Brief: In the pid namespace patch cover letter, which patch does the third patch depend on?

Source text:
START

* [PATCH v3 0/4] pid_namespace: make init creation more flexible
@ 2026-02-24 16:47 Pavel Tikhomirov
2026-02-24 16:47 ` [PATCH v3 1/4] pid_namespace: avoid optimization of accesses to ->child_reaper Pavel Tikhomirov
` (3 more replies)
0 siblings, 4 replies; 5+ messages in thread
From: Pavel Tikhomirov @ 2026-02-24 16:47 UTC (permalink / raw)
To: Christian Brauner, Shuah Khan
Cc: Kees Cook, Andrew Morton, David Hildenbrand, Ingo Molnar,
Peter Zijlstra, Juri Lelli, Vincent Guittot, Jan Kara,
Oleg Nesterov, Aleksa Sarai, Andrei Vagin, Kirill Tkhai,
Alexander Mikhalitsyn, Adrian Reber, Pavel Tikhomirov,
linux-kernel, linux-mm, linux-kselftest
The first patch properly annotates accesses to ->child_reaper with
_ONCE macroses, to protect unlocked accesses from possible cpu/compiler
optimization problems.
The second patch makes sure that the init is always a first process in
the pid namespace, previously this was only checked for set_tid case,
and could lead to potential bugs.
The third patch allows to join pid namespace before pid namespace init
is created, that allows to create pid namespace by one process and then
create pid namespace init from another process after setns(). Please see
the detailed description in the patch commit message. It depends on the
second patch.

END

Data segment:
START

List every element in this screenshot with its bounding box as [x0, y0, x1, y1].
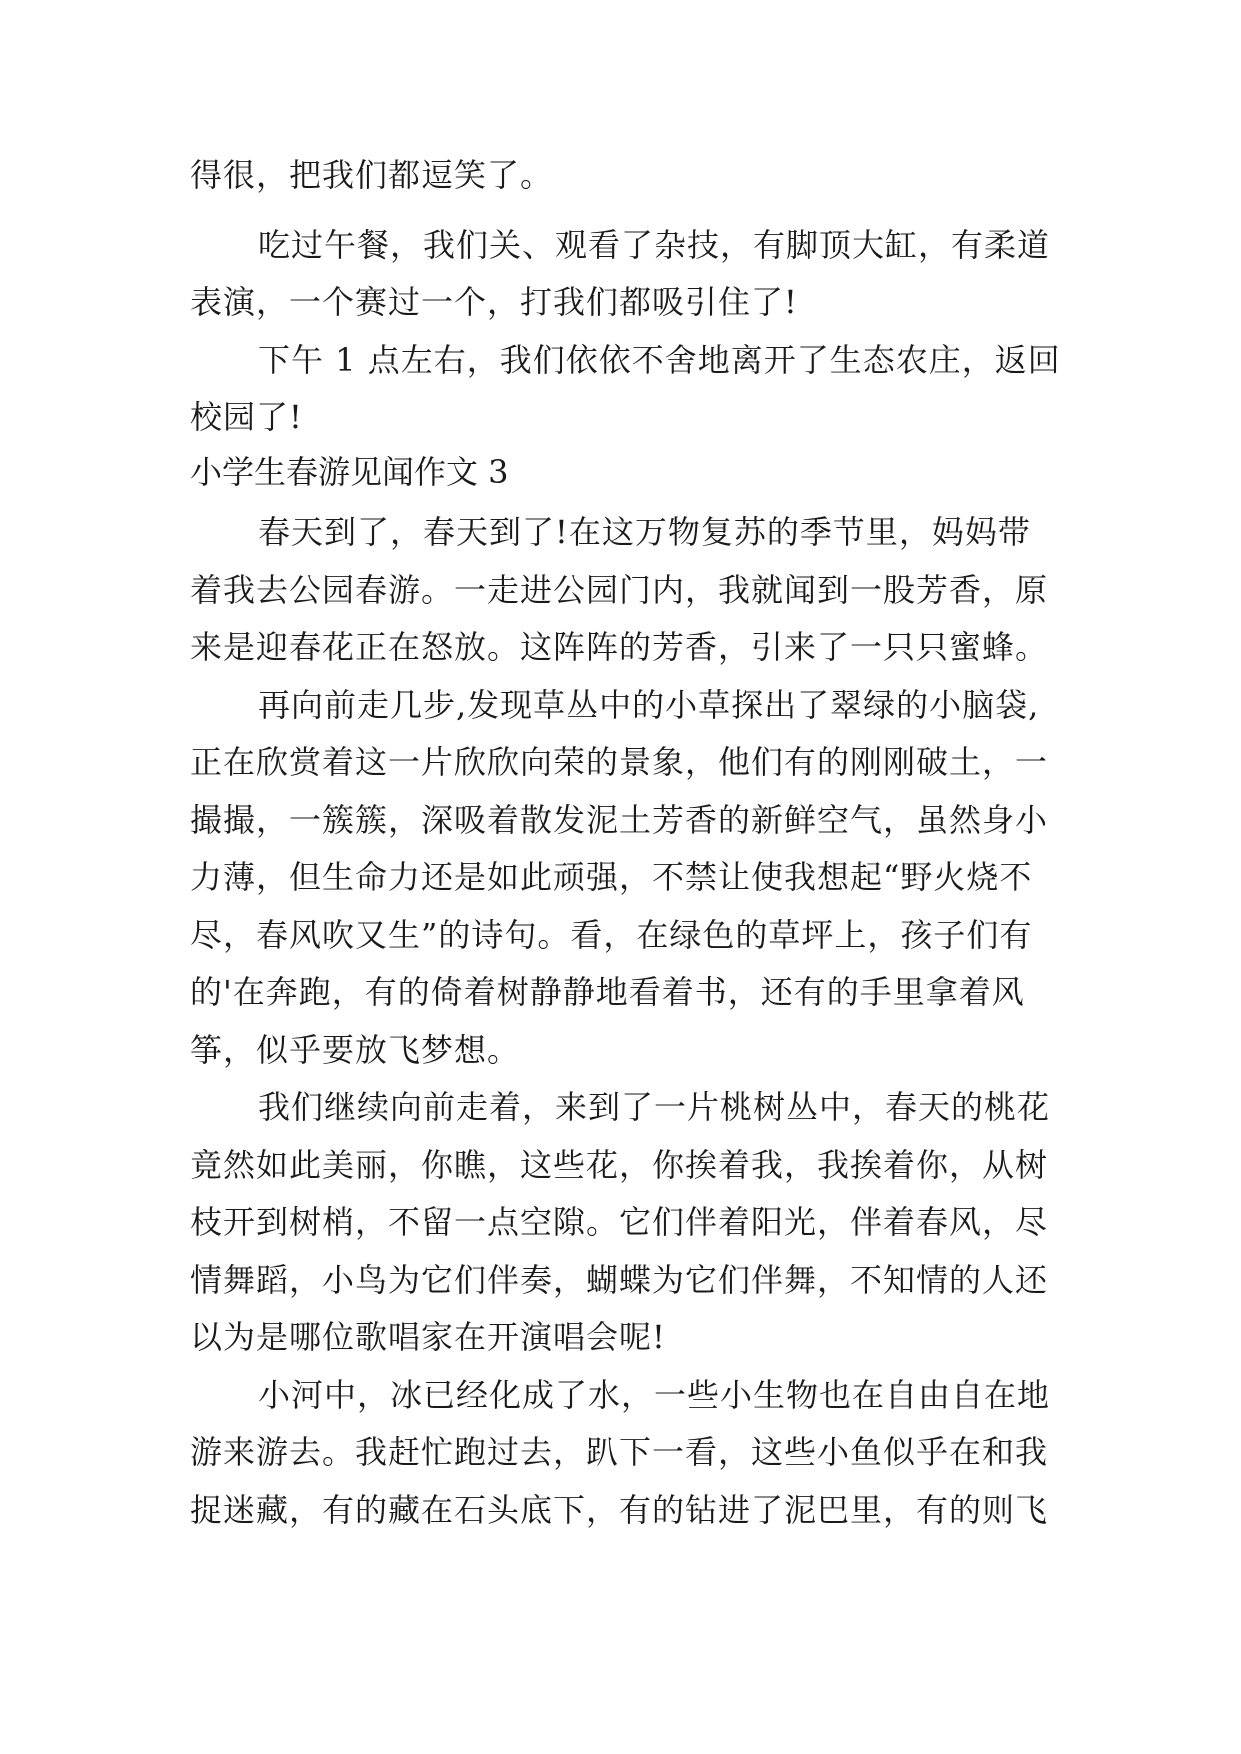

END

Written response: The second patch.